## Problem to work on
Give back the whole listing exactly as shown.

## Records supplied
——

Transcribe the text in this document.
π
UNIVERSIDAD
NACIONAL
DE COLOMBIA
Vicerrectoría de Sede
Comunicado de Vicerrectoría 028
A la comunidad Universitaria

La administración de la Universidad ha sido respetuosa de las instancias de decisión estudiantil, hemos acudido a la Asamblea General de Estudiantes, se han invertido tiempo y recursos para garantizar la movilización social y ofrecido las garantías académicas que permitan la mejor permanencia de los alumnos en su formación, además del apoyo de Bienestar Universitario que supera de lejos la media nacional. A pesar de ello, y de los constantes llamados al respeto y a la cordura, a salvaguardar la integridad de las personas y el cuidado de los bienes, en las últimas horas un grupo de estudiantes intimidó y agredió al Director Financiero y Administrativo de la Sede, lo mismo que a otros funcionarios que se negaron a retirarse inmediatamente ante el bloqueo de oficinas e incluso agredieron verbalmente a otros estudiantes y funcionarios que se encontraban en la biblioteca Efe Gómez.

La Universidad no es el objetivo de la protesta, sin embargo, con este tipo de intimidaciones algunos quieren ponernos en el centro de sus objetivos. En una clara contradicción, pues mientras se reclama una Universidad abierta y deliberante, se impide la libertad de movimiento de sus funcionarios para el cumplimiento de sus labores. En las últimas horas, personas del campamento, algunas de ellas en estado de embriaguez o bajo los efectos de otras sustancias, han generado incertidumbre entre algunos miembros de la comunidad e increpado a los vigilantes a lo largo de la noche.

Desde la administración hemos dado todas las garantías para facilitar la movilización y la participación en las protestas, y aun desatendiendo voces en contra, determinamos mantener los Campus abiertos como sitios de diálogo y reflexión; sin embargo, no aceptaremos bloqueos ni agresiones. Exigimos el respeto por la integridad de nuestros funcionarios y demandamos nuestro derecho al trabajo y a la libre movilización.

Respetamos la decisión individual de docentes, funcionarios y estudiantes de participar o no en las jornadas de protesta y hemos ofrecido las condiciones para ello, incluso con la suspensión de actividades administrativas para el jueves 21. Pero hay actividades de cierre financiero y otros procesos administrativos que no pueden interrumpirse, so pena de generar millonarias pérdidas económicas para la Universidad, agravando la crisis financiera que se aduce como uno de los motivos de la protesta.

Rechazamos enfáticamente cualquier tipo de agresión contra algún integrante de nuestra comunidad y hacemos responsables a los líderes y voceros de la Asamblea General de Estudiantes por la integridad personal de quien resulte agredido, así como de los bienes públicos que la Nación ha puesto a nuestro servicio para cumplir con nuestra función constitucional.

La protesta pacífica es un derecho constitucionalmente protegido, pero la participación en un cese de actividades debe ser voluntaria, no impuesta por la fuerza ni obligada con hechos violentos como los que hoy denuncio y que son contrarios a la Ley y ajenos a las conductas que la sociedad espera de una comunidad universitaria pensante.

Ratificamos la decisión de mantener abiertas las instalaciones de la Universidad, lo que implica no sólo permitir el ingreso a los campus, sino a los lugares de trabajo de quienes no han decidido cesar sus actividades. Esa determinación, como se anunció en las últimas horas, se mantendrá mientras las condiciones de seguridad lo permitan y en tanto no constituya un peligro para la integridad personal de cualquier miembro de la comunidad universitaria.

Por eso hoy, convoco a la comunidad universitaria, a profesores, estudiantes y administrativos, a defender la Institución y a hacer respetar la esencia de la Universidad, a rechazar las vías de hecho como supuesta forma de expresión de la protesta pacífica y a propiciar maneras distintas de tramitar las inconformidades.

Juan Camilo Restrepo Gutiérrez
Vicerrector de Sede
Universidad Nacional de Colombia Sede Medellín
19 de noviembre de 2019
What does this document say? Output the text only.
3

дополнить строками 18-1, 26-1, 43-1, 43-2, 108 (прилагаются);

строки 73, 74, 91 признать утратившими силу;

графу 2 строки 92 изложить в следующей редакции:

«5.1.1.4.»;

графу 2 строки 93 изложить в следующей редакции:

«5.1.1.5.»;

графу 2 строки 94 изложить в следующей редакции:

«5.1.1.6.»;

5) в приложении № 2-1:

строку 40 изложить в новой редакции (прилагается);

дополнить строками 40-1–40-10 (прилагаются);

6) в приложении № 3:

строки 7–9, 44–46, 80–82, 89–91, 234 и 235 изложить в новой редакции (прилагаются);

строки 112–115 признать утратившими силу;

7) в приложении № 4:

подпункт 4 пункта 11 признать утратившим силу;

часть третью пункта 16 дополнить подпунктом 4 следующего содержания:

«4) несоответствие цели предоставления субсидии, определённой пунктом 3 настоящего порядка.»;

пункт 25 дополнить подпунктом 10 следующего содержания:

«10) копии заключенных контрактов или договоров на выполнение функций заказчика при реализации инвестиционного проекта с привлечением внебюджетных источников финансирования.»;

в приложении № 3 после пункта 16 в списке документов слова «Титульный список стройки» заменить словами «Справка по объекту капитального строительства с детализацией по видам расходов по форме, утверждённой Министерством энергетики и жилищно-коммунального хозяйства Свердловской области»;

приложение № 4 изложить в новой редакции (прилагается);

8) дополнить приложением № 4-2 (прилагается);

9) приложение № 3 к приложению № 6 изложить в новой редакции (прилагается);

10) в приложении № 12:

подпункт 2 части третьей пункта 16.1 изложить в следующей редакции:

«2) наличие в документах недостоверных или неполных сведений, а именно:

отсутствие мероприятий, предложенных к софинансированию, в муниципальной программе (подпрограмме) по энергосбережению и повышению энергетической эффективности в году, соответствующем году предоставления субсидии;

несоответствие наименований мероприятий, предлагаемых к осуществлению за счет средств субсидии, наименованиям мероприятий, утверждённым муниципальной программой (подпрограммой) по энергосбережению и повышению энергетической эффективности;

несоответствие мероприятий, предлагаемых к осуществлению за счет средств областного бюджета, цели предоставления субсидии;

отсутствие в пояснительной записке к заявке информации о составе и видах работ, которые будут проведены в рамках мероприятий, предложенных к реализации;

——

## Complete response
Transcribe the text in this document.
π
UNIVERSIDAD
NACIONAL
DE COLOMBIA
Vicerrectoría de Sede
Comunicado de Vicerrectoría 028
A la comunidad Universitaria

La administración de la Universidad ha sido respetuosa de las instancias de decisión estudiantil, hemos acudido a la Asamblea General de Estudiantes, se han invertido tiempo y recursos para garantizar la movilización social y ofrecido las garantías académicas que permitan la mejor permanencia de los alumnos en su formación, además del apoyo de Bienestar Universitario que supera de lejos la media nacional. A pesar de ello, y de los constantes llamados al respeto y a la cordura, a salvaguardar la integridad de las personas y el cuidado de los bienes, en las últimas horas un grupo de estudiantes intimidó y agredió al Director Financiero y Administrativo de la Sede, lo mismo que a otros funcionarios que se negaron a retirarse inmediatamente ante el bloqueo de oficinas e incluso agredieron verbalmente a otros estudiantes y funcionarios que se encontraban en la biblioteca Efe Gómez.

La Universidad no es el objetivo de la protesta, sin embargo, con este tipo de intimidaciones algunos quieren ponernos en el centro de sus objetivos. En una clara contradicción, pues mientras se reclama una Universidad abierta y deliberante, se impide la libertad de movimiento de sus funcionarios para el cumplimiento de sus labores. En las últimas horas, personas del campamento, algunas de ellas en estado de embriaguez o bajo los efectos de otras sustancias, han generado incertidumbre entre algunos miembros de la comunidad e increpado a los vigilantes a lo largo de la noche.

Desde la administración hemos dado todas las garantías para facilitar la movilización y la participación en las protestas, y aun desatendiendo voces en contra, determinamos mantener los Campus abiertos como sitios de diálogo y reflexión; sin embargo, no aceptaremos bloqueos ni agresiones. Exigimos el respeto por la integridad de nuestros funcionarios y demandamos nuestro derecho al trabajo y a la libre movilización.

Respetamos la decisión individual de docentes, funcionarios y estudiantes de participar o no en las jornadas de protesta y hemos ofrecido las condiciones para ello, incluso con la suspensión de actividades administrativas para el jueves 21. Pero hay actividades de cierre financiero y otros procesos administrativos que no pueden interrumpirse, so pena de generar millonarias pérdidas económicas para la Universidad, agravando la crisis financiera que se aduce como uno de los motivos de la protesta.

Rechazamos enfáticamente cualquier tipo de agresión contra algún integrante de nuestra comunidad y hacemos responsables a los líderes y voceros de la Asamblea General de Estudiantes por la integridad personal de quien resulte agredido, así como de los bienes públicos que la Nación ha puesto a nuestro servicio para cumplir con nuestra función constitucional.

La protesta pacífica es un derecho constitucionalmente protegido, pero la participación en un cese de actividades debe ser voluntaria, no impuesta por la fuerza ni obligada con hechos violentos como los que hoy denuncio y que son contrarios a la Ley y ajenos a las conductas que la sociedad espera de una comunidad universitaria pensante.

Ratificamos la decisión de mantener abiertas las instalaciones de la Universidad, lo que implica no sólo permitir el ingreso a los campus, sino a los lugares de trabajo de quienes no han decidido cesar sus actividades. Esa determinación, como se anunció en las últimas horas, se mantendrá mientras las condiciones de seguridad lo permitan y en tanto no constituya un peligro para la integridad personal de cualquier miembro de la comunidad universitaria.

Por eso hoy, convoco a la comunidad universitaria, a profesores, estudiantes y administrativos, a defender la Institución y a hacer respetar la esencia de la Universidad, a rechazar las vías de hecho como supuesta forma de expresión de la protesta pacífica y a propiciar maneras distintas de tramitar las inconformidades.

Juan Camilo Restrepo Gutiérrez
Vicerrector de Sede
Universidad Nacional de Colombia Sede Medellín
19 de noviembre de 2019
What does this document say? Output the text only.
3

дополнить строками 18-1, 26-1, 43-1, 43-2, 108 (прилагаются);

строки 73, 74, 91 признать утратившими силу;

графу 2 строки 92 изложить в следующей редакции:

«5.1.1.4.»;

графу 2 строки 93 изложить в следующей редакции:

«5.1.1.5.»;

графу 2 строки 94 изложить в следующей редакции:

«5.1.1.6.»;

5) в приложении № 2-1:

строку 40 изложить в новой редакции (прилагается);

дополнить строками 40-1–40-10 (прилагаются);

6) в приложении № 3:

строки 7–9, 44–46, 80–82, 89–91, 234 и 235 изложить в новой редакции (прилагаются);

строки 112–115 признать утратившими силу;

7) в приложении № 4:

подпункт 4 пункта 11 признать утратившим силу;

часть третью пункта 16 дополнить подпунктом 4 следующего содержания:

«4) несоответствие цели предоставления субсидии, определённой пунктом 3 настоящего порядка.»;

пункт 25 дополнить подпунктом 10 следующего содержания:

«10) копии заключенных контрактов или договоров на выполнение функций заказчика при реализации инвестиционного проекта с привлечением внебюджетных источников финансирования.»;

в приложении № 3 после пункта 16 в списке документов слова «Титульный список стройки» заменить словами «Справка по объекту капитального строительства с детализацией по видам расходов по форме, утверждённой Министерством энергетики и жилищно-коммунального хозяйства Свердловской области»;

приложение № 4 изложить в новой редакции (прилагается);

8) дополнить приложением № 4-2 (прилагается);

9) приложение № 3 к приложению № 6 изложить в новой редакции (прилагается);

10) в приложении № 12:

подпункт 2 части третьей пункта 16.1 изложить в следующей редакции:

«2) наличие в документах недостоверных или неполных сведений, а именно:

отсутствие мероприятий, предложенных к софинансированию, в муниципальной программе (подпрограмме) по энергосбережению и повышению энергетической эффективности в году, соответствующем году предоставления субсидии;

несоответствие наименований мероприятий, предлагаемых к осуществлению за счет средств субсидии, наименованиям мероприятий, утверждённым муниципальной программой (подпрограммой) по энергосбережению и повышению энергетической эффективности;

несоответствие мероприятий, предлагаемых к осуществлению за счет средств областного бюджета, цели предоставления субсидии;

отсутствие в пояснительной записке к заявке информации о составе и видах работ, которые будут проведены в рамках мероприятий, предложенных к реализации;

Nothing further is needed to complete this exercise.